- _TASK INSTRUCTIONS_
Determine the number of lines that contain the word "headline", then state that number and nothing more.

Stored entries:
-- start --
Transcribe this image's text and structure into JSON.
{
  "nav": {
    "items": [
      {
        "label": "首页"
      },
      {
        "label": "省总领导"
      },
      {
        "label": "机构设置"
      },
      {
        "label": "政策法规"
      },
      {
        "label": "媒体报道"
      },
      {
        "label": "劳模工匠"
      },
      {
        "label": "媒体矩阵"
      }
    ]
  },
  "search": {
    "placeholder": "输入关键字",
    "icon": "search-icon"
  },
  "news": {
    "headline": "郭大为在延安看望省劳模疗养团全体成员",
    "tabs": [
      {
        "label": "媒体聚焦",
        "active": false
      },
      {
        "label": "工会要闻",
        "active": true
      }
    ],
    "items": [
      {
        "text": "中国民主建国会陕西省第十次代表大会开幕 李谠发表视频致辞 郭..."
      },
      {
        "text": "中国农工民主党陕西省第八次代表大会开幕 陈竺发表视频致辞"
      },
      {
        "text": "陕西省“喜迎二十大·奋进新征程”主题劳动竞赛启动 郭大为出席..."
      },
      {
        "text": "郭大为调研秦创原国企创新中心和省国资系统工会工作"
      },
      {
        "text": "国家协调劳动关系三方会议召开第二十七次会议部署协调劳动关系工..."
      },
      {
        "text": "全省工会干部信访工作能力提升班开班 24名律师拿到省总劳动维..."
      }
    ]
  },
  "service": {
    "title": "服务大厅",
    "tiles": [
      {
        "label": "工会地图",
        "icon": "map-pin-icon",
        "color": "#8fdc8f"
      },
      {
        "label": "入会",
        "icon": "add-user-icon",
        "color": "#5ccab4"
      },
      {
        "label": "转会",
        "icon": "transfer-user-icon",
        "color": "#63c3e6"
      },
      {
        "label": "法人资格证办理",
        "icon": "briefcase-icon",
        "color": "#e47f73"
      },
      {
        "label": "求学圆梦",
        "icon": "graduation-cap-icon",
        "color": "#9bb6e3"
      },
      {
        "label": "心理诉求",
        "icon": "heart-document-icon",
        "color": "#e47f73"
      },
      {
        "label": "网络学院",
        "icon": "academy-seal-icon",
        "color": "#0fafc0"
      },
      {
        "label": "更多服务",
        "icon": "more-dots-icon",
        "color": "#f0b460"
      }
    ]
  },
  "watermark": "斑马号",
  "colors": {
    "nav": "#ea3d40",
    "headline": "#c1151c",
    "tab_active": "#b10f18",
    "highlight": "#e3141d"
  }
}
-- end --
- _FINAL ANSWER_
2